## Problem statement
Reproduce the lines of the material exactly, excluding every image.

Dataset entries
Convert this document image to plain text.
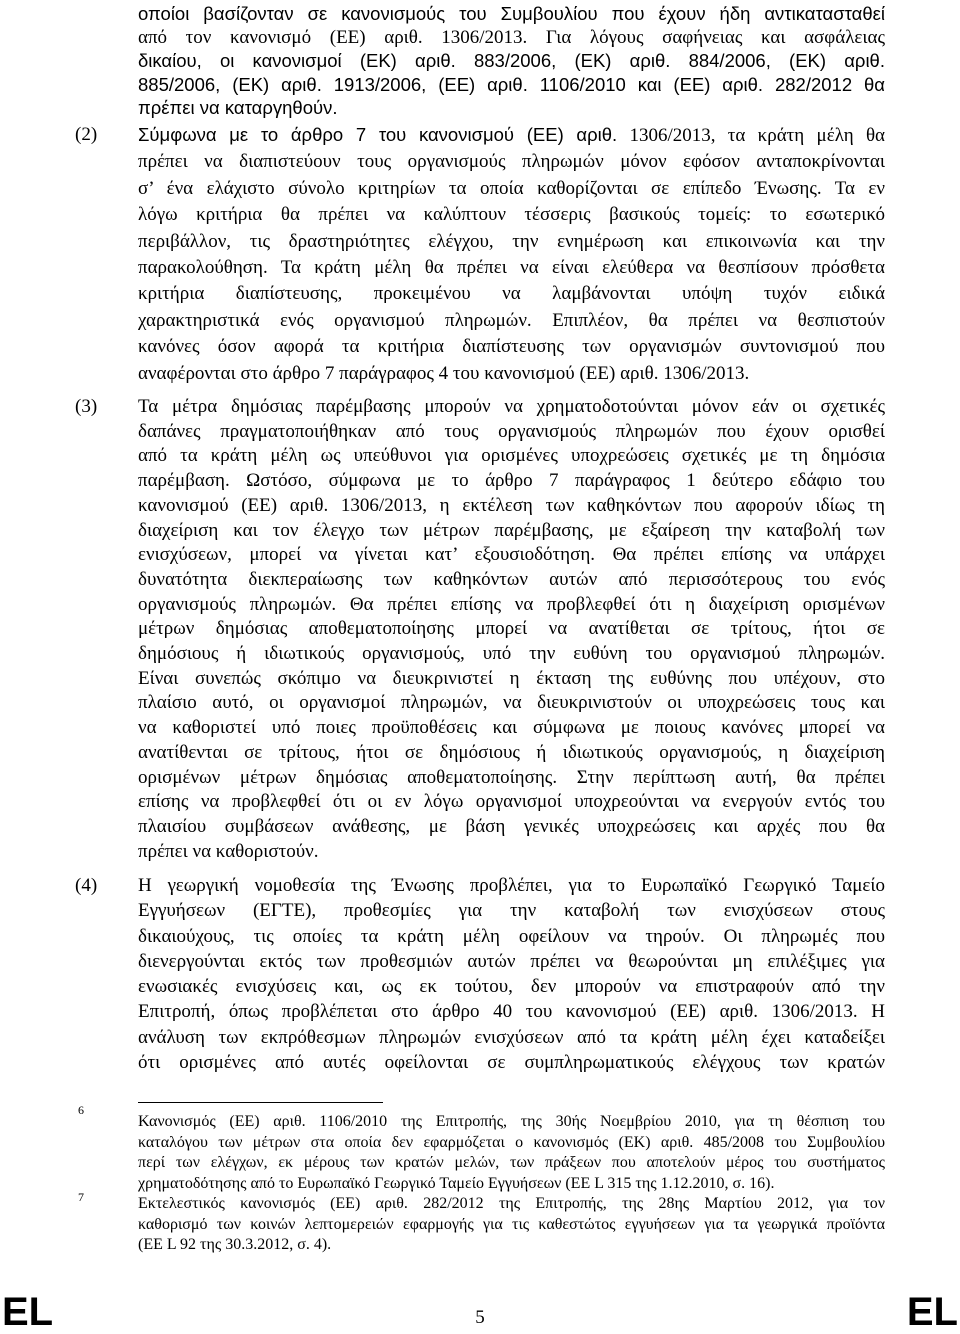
οποίοι βασίζονταν σε κανονισμούς του Συμβουλίου που έχουν ήδη αντικατασταθεί
από τον κανονισμό (ΕΕ) αριθ. 1306/2013. Για λόγους σαφήνειας και ασφάλειας
δικαίου, οι κανονισμοί (ΕΚ) αριθ. 883/2006, (ΕΚ) αριθ. 884/2006, (ΕΚ) αριθ.
885/2006, (ΕΚ) αριθ. 1913/2006, (ΕΕ) αριθ. 1106/2010 και (ΕΕ) αριθ. 282/2012 θα
πρέπει να καταργηθούν.
(2) Σύμφωνα με το άρθρο 7 του κανονισμού (ΕΕ) αριθ. 1306/2013, τα κράτη μέλη θα
πρέπει να διαπιστεύουν τους οργανισμούς πληρωμών μόνον εφόσον ανταποκρίνονται
σ’ ένα ελάχιστο σύνολο κριτηρίων τα οποία καθορίζονται σε επίπεδο Ένωσης. Τα εν
λόγω κριτήρια θα πρέπει να καλύπτουν τέσσερις βασικούς τομείς: το εσωτερικό
περιβάλλον, τις δραστηριότητες ελέγχου, την ενημέρωση και επικοινωνία και την
παρακολούθηση. Τα κράτη μέλη θα πρέπει να είναι ελεύθερα να θεσπίσουν πρόσθετα
κριτήρια διαπίστευσης, προκειμένου να λαμβάνονται υπόψη τυχόν ειδικά
χαρακτηριστικά ενός οργανισμού πληρωμών. Επιπλέον, θα πρέπει να θεσπιστούν
κανόνες όσον αφορά τα κριτήρια διαπίστευσης των οργανισμών συντονισμού που
αναφέρονται στο άρθρο 7 παράγραφος 4 του κανονισμού (ΕΕ) αριθ. 1306/2013.
(3) Τα μέτρα δημόσιας παρέμβασης μπορούν να χρηματοδοτούνται μόνον εάν οι σχετικές
δαπάνες πραγματοποιήθηκαν από τους οργανισμούς πληρωμών που έχουν ορισθεί
από τα κράτη μέλη ως υπεύθυνοι για ορισμένες υποχρεώσεις σχετικές με τη δημόσια
παρέμβαση. Ωστόσο, σύμφωνα με το άρθρο 7 παράγραφος 1 δεύτερο εδάφιο του
κανονισμού (ΕΕ) αριθ. 1306/2013, η εκτέλεση των καθηκόντων που αφορούν ιδίως τη
διαχείριση και τον έλεγχο των μέτρων παρέμβασης, με εξαίρεση την καταβολή των
ενισχύσεων, μπορεί να γίνεται κατ’ εξουσιοδότηση. Θα πρέπει επίσης να υπάρχει
δυνατότητα διεκπεραίωσης των καθηκόντων αυτών από περισσότερους του ενός
οργανισμούς πληρωμών. Θα πρέπει επίσης να προβλεφθεί ότι η διαχείριση ορισμένων
μέτρων δημόσιας αποθεματοποίησης μπορεί να ανατίθεται σε τρίτους, ήτοι σε
δημόσιους ή ιδιωτικούς οργανισμούς, υπό την ευθύνη του οργανισμού πληρωμών.
Είναι συνεπώς σκόπιμο να διευκρινιστεί η έκταση της ευθύνης που υπέχουν, στο
πλαίσιο αυτό, οι οργανισμοί πληρωμών, να διευκρινιστούν οι υποχρεώσεις τους και
να καθοριστεί υπό ποιες προϋποθέσεις και σύμφωνα με ποιους κανόνες μπορεί να
ανατίθενται σε τρίτους, ήτοι σε δημόσιους ή ιδιωτικούς οργανισμούς, η διαχείριση
ορισμένων μέτρων δημόσιας αποθεματοποίησης. Στην περίπτωση αυτή, θα πρέπει
επίσης να προβλεφθεί ότι οι εν λόγω οργανισμοί υποχρεούνται να ενεργούν εντός του
πλαισίου συμβάσεων ανάθεσης, με βάση γενικές υποχρεώσεις και αρχές που θα
πρέπει να καθοριστούν.
(4) Η γεωργική νομοθεσία της Ένωσης προβλέπει, για το Ευρωπαϊκό Γεωργικό Ταμείο
Εγγυήσεων (ΕΓΤΕ), προθεσμίες για την καταβολή των ενισχύσεων στους
δικαιούχους, τις οποίες τα κράτη μέλη οφείλουν να τηρούν. Οι πληρωμές που
διενεργούνται εκτός των προθεσμιών αυτών πρέπει να θεωρούνται μη επιλέξιμες για
ενωσιακές ενισχύσεις και, ως εκ τούτου, δεν μπορούν να επιστραφούν από την
Επιτροπή, όπως προβλέπεται στο άρθρο 40 του κανονισμού (ΕΕ) αριθ. 1306/2013. Η
ανάλυση των εκπρόθεσμων πληρωμών ενισχύσεων από τα κράτη μέλη έχει καταδείξει
ότι ορισμένες από αυτές οφείλονται σε συμπληρωματικούς ελέγχους των κρατών
6
Κανονισμός (ΕΕ) αριθ. 1106/2010 της Επιτροπής, της 30ής Νοεμβρίου 2010, για τη θέσπιση του
καταλόγου των μέτρων στα οποία δεν εφαρμόζεται ο κανονισμός (ΕΚ) αριθ. 485/2008 του Συμβουλίου
περί των ελέγχων, εκ μέρους των κρατών μελών, των πράξεων που αποτελούν μέρος του συστήματος
χρηματοδότησης από το Ευρωπαϊκό Γεωργικό Ταμείο Εγγυήσεων (ΕΕ L 315 της 1.12.2010, σ. 16).
7	Εκτελεστικός κανονισμός (ΕΕ) αριθ. 282/2012 της Επιτροπής, της 28ης Μαρτίου 2012, για τον
καθορισμό των κοινών λεπτομερειών εφαρμογής για τις καθεστώτος εγγυήσεων για τα γεωργικά προϊόντα
(ΕΕ L 92 της 30.3.2012, σ. 4).
EL	5	EL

## Final answer
Convert this document image to plain text.
οποίοι βασίζονταν σε κανονισμούς του Συμβουλίου που έχουν ήδη αντικατασταθεί
από τον κανονισμό (ΕΕ) αριθ. 1306/2013. Για λόγους σαφήνειας και ασφάλειας
δικαίου, οι κανονισμοί (ΕΚ) αριθ. 883/2006, (ΕΚ) αριθ. 884/2006, (ΕΚ) αριθ.
885/2006, (ΕΚ) αριθ. 1913/2006, (ΕΕ) αριθ. 1106/2010 και (ΕΕ) αριθ. 282/2012 θα
πρέπει να καταργηθούν.
(2) Σύμφωνα με το άρθρο 7 του κανονισμού (ΕΕ) αριθ. 1306/2013, τα κράτη μέλη θα
πρέπει να διαπιστεύουν τους οργανισμούς πληρωμών μόνον εφόσον ανταποκρίνονται
σ’ ένα ελάχιστο σύνολο κριτηρίων τα οποία καθορίζονται σε επίπεδο Ένωσης. Τα εν
λόγω κριτήρια θα πρέπει να καλύπτουν τέσσερις βασικούς τομείς: το εσωτερικό
περιβάλλον, τις δραστηριότητες ελέγχου, την ενημέρωση και επικοινωνία και την
παρακολούθηση. Τα κράτη μέλη θα πρέπει να είναι ελεύθερα να θεσπίσουν πρόσθετα
κριτήρια διαπίστευσης, προκειμένου να λαμβάνονται υπόψη τυχόν ειδικά
χαρακτηριστικά ενός οργανισμού πληρωμών. Επιπλέον, θα πρέπει να θεσπιστούν
κανόνες όσον αφορά τα κριτήρια διαπίστευσης των οργανισμών συντονισμού που
αναφέρονται στο άρθρο 7 παράγραφος 4 του κανονισμού (ΕΕ) αριθ. 1306/2013.
(3) Τα μέτρα δημόσιας παρέμβασης μπορούν να χρηματοδοτούνται μόνον εάν οι σχετικές
δαπάνες πραγματοποιήθηκαν από τους οργανισμούς πληρωμών που έχουν ορισθεί
από τα κράτη μέλη ως υπεύθυνοι για ορισμένες υποχρεώσεις σχετικές με τη δημόσια
παρέμβαση. Ωστόσο, σύμφωνα με το άρθρο 7 παράγραφος 1 δεύτερο εδάφιο του
κανονισμού (ΕΕ) αριθ. 1306/2013, η εκτέλεση των καθηκόντων που αφορούν ιδίως τη
διαχείριση και τον έλεγχο των μέτρων παρέμβασης, με εξαίρεση την καταβολή των
ενισχύσεων, μπορεί να γίνεται κατ’ εξουσιοδότηση. Θα πρέπει επίσης να υπάρχει
δυνατότητα διεκπεραίωσης των καθηκόντων αυτών από περισσότερους του ενός
οργανισμούς πληρωμών. Θα πρέπει επίσης να προβλεφθεί ότι η διαχείριση ορισμένων
μέτρων δημόσιας αποθεματοποίησης μπορεί να ανατίθεται σε τρίτους, ήτοι σε
δημόσιους ή ιδιωτικούς οργανισμούς, υπό την ευθύνη του οργανισμού πληρωμών.
Είναι συνεπώς σκόπιμο να διευκρινιστεί η έκταση της ευθύνης που υπέχουν, στο
πλαίσιο αυτό, οι οργανισμοί πληρωμών, να διευκρινιστούν οι υποχρεώσεις τους και
να καθοριστεί υπό ποιες προϋποθέσεις και σύμφωνα με ποιους κανόνες μπορεί να
ανατίθενται σε τρίτους, ήτοι σε δημόσιους ή ιδιωτικούς οργανισμούς, η διαχείριση
ορισμένων μέτρων δημόσιας αποθεματοποίησης. Στην περίπτωση αυτή, θα πρέπει
επίσης να προβλεφθεί ότι οι εν λόγω οργανισμοί υποχρεούνται να ενεργούν εντός του
πλαισίου συμβάσεων ανάθεσης, με βάση γενικές υποχρεώσεις και αρχές που θα
πρέπει να καθοριστούν.
(4) Η γεωργική νομοθεσία της Ένωσης προβλέπει, για το Ευρωπαϊκό Γεωργικό Ταμείο
Εγγυήσεων (ΕΓΤΕ), προθεσμίες για την καταβολή των ενισχύσεων στους
δικαιούχους, τις οποίες τα κράτη μέλη οφείλουν να τηρούν. Οι πληρωμές που
διενεργούνται εκτός των προθεσμιών αυτών πρέπει να θεωρούνται μη επιλέξιμες για
ενωσιακές ενισχύσεις και, ως εκ τούτου, δεν μπορούν να επιστραφούν από την
Επιτροπή, όπως προβλέπεται στο άρθρο 40 του κανονισμού (ΕΕ) αριθ. 1306/2013. Η
ανάλυση των εκπρόθεσμων πληρωμών ενισχύσεων από τα κράτη μέλη έχει καταδείξει
ότι ορισμένες από αυτές οφείλονται σε συμπληρωματικούς ελέγχους των κρατών
6
Κανονισμός (ΕΕ) αριθ. 1106/2010 της Επιτροπής, της 30ής Νοεμβρίου 2010, για τη θέσπιση του
καταλόγου των μέτρων στα οποία δεν εφαρμόζεται ο κανονισμός (ΕΚ) αριθ. 485/2008 του Συμβουλίου
περί των ελέγχων, εκ μέρους των κρατών μελών, των πράξεων που αποτελούν μέρος του συστήματος
χρηματοδότησης από το Ευρωπαϊκό Γεωργικό Ταμείο Εγγυήσεων (ΕΕ L 315 της 1.12.2010, σ. 16).
7	Εκτελεστικός κανονισμός (ΕΕ) αριθ. 282/2012 της Επιτροπής, της 28ης Μαρτίου 2012, για τον
καθορισμό των κοινών λεπτομερειών εφαρμογής για τις καθεστώτος εγγυήσεων για τα γεωργικά προϊόντα
(ΕΕ L 92 της 30.3.2012, σ. 4).
EL	5	EL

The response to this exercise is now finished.